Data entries
-.-.-

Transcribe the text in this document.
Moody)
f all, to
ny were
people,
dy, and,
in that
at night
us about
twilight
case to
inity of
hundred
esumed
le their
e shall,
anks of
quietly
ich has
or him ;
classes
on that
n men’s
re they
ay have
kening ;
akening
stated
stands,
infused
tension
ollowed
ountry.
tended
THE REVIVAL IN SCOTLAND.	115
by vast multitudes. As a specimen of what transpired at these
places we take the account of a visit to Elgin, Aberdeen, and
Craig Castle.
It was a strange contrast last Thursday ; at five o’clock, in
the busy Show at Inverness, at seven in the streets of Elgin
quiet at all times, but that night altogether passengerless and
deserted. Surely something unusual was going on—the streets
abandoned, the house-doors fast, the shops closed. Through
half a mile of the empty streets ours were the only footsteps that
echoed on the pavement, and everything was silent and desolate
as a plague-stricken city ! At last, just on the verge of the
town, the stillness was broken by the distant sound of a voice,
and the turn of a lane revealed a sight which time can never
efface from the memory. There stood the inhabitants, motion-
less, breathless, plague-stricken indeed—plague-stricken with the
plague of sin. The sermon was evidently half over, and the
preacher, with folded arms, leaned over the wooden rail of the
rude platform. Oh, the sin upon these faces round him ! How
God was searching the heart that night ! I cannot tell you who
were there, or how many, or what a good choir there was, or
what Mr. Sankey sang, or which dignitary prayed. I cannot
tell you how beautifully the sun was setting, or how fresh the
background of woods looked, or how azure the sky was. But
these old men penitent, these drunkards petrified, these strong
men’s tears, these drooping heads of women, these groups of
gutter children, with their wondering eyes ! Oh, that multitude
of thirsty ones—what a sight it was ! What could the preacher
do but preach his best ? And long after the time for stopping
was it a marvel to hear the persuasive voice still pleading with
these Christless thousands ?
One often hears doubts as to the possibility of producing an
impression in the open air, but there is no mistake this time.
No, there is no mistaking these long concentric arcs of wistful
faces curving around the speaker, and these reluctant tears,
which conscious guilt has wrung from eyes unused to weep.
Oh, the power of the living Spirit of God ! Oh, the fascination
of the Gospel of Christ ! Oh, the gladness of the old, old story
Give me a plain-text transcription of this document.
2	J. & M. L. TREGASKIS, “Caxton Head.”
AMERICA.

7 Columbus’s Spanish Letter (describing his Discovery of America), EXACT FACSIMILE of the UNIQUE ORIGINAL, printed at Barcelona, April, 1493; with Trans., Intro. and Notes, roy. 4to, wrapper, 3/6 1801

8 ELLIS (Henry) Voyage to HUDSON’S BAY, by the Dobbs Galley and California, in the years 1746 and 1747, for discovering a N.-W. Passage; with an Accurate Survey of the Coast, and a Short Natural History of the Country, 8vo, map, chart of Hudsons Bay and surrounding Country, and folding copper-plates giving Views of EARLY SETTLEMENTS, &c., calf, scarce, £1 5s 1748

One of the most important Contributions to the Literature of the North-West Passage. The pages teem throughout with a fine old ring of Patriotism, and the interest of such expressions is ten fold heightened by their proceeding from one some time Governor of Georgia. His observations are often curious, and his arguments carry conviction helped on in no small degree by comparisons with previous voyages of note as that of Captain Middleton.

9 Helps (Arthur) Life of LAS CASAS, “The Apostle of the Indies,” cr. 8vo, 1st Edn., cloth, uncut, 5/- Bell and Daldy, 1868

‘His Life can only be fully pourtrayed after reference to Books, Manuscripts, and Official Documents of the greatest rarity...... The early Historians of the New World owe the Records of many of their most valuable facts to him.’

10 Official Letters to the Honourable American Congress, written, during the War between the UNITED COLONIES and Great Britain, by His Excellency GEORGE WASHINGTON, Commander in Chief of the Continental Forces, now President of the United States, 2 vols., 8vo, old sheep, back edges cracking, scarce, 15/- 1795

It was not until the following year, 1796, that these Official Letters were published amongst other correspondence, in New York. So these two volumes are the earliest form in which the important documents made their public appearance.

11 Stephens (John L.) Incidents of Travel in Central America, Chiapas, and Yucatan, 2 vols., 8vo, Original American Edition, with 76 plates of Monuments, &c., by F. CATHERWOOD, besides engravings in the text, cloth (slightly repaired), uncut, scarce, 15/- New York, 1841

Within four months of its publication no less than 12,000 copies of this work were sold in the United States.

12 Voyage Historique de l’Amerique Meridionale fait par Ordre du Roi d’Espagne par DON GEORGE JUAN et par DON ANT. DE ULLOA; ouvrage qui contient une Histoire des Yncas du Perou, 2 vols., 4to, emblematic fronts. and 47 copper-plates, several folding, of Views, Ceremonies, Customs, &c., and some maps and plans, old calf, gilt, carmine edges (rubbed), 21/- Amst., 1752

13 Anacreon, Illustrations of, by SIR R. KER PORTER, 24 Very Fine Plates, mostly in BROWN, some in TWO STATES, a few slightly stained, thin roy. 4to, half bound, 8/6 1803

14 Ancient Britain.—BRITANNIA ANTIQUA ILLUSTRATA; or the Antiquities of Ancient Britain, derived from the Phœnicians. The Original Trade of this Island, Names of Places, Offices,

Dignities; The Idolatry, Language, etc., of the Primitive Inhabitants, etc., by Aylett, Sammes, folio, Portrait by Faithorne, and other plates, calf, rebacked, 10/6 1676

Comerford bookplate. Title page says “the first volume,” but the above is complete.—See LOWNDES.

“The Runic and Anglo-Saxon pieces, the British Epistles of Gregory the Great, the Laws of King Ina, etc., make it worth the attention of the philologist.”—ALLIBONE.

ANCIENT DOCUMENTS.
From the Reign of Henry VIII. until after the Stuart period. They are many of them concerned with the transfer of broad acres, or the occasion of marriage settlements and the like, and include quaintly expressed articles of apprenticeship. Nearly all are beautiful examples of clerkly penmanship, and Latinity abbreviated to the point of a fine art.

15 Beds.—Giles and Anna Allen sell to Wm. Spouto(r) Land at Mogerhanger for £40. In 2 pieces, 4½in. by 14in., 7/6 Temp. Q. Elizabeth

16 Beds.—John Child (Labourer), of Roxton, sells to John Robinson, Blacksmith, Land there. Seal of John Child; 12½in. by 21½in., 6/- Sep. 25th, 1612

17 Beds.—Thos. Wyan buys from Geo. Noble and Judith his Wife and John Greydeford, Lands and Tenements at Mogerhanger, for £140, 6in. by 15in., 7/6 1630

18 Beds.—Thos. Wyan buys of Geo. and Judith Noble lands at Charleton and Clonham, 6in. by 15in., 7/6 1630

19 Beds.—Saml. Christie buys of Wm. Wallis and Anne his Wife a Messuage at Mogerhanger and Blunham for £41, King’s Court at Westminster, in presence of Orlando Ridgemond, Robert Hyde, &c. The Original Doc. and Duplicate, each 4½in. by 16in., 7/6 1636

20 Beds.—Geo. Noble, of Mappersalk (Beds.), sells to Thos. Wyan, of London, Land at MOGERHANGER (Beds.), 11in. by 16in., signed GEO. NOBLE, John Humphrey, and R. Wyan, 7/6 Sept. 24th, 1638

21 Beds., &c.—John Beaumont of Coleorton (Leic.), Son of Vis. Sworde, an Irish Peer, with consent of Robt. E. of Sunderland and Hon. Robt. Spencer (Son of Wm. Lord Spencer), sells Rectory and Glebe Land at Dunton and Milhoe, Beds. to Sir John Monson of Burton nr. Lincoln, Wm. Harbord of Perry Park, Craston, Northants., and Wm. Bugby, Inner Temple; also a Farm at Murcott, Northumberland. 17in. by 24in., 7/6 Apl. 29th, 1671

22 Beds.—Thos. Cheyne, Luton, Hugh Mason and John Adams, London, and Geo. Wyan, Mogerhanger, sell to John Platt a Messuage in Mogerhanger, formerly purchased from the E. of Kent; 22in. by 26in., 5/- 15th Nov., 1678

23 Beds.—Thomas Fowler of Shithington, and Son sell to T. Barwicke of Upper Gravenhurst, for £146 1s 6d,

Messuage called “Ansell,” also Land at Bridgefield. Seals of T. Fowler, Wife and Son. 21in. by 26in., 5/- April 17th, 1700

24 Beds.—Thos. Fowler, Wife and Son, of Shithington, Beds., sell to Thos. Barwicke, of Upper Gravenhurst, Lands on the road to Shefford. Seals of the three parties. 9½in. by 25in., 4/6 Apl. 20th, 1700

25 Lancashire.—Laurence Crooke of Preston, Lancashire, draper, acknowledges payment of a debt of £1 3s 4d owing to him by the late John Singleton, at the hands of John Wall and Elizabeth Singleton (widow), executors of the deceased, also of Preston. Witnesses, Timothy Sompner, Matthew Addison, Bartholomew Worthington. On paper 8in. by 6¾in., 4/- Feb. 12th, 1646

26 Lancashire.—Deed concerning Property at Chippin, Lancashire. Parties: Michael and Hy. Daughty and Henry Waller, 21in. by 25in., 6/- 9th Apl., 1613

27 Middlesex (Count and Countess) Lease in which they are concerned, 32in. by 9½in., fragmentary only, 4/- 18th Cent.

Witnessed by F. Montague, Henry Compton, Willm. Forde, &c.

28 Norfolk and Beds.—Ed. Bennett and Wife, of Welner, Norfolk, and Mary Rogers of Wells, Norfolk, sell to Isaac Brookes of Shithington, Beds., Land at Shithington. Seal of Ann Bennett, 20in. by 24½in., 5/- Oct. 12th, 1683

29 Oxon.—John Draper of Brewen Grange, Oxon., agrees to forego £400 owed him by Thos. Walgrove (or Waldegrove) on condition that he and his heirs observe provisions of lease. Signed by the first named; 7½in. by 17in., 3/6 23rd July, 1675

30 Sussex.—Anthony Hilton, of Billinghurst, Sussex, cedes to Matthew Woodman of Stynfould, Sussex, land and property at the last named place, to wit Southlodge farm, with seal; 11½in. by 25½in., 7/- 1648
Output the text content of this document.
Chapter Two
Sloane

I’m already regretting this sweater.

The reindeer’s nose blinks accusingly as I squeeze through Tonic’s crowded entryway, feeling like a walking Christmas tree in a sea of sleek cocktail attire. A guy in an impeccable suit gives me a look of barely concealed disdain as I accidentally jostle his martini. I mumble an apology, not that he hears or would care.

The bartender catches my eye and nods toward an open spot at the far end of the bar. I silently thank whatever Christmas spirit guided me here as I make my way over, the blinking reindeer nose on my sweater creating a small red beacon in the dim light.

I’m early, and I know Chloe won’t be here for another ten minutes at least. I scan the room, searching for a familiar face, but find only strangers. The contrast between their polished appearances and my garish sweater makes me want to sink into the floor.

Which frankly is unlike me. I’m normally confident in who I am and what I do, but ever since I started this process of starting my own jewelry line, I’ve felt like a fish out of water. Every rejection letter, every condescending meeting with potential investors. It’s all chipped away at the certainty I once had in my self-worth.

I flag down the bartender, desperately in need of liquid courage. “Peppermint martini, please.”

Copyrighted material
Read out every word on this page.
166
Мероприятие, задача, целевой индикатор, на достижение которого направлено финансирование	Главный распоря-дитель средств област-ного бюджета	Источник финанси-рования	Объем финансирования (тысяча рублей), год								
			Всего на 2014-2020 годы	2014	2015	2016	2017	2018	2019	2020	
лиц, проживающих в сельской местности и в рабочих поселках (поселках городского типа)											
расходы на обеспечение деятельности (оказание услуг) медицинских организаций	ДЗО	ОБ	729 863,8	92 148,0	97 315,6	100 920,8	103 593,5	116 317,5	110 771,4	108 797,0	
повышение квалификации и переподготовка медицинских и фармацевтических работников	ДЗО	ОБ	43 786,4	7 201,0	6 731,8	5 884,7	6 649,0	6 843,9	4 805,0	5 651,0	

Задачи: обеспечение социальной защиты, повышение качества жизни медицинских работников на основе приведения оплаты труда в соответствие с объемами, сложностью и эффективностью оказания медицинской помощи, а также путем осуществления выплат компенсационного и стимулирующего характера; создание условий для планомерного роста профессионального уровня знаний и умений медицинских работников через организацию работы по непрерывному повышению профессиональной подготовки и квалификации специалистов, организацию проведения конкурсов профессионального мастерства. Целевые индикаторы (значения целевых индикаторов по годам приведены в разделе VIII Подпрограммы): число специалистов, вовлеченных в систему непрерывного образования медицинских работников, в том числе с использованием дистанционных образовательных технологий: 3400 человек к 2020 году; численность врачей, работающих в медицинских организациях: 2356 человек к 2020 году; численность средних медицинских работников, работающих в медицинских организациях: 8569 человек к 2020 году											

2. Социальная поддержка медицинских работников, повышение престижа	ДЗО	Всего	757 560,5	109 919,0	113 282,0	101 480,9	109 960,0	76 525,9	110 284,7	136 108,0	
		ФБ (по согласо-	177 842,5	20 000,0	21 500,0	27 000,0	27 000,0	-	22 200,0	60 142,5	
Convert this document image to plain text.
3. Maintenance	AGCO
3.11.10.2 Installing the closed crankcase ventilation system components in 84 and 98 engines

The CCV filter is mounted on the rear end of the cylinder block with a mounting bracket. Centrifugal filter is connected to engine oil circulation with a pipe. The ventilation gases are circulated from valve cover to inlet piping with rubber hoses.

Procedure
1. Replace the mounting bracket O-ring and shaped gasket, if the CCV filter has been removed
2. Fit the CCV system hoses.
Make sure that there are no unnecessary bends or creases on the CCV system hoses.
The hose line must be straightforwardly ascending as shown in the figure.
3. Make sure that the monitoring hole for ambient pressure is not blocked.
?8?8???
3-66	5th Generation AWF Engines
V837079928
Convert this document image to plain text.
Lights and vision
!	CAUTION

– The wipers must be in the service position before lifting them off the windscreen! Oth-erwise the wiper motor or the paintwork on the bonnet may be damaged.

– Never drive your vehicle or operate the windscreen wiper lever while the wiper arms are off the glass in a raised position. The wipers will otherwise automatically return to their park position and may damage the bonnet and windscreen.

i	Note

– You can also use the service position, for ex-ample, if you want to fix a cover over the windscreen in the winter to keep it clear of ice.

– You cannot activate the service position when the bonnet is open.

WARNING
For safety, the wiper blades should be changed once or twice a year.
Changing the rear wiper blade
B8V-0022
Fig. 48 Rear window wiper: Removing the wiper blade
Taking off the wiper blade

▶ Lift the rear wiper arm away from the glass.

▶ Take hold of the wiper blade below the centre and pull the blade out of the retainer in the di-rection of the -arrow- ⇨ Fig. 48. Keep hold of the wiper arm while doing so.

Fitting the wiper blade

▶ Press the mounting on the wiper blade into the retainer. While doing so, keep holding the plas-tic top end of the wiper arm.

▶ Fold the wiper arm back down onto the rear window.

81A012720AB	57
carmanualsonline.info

-.-.-

■ EXERCISE:
Copy out each line of the records where the string "pieces" appears.

■ TASK RESULT:
“The Runic and Anglo-Saxon pieces, the British Epistles of Gregory the Great, the Laws of King Ina, etc., make it worth the attention of the philologist.”—ALLIBONE.
15 Beds.—Giles and Anna Allen sell to Wm. Spouto(r) Land at Mogerhanger for £40. In 2 pieces, 4½in. by 14in., 7/6 Temp. Q. Elizabeth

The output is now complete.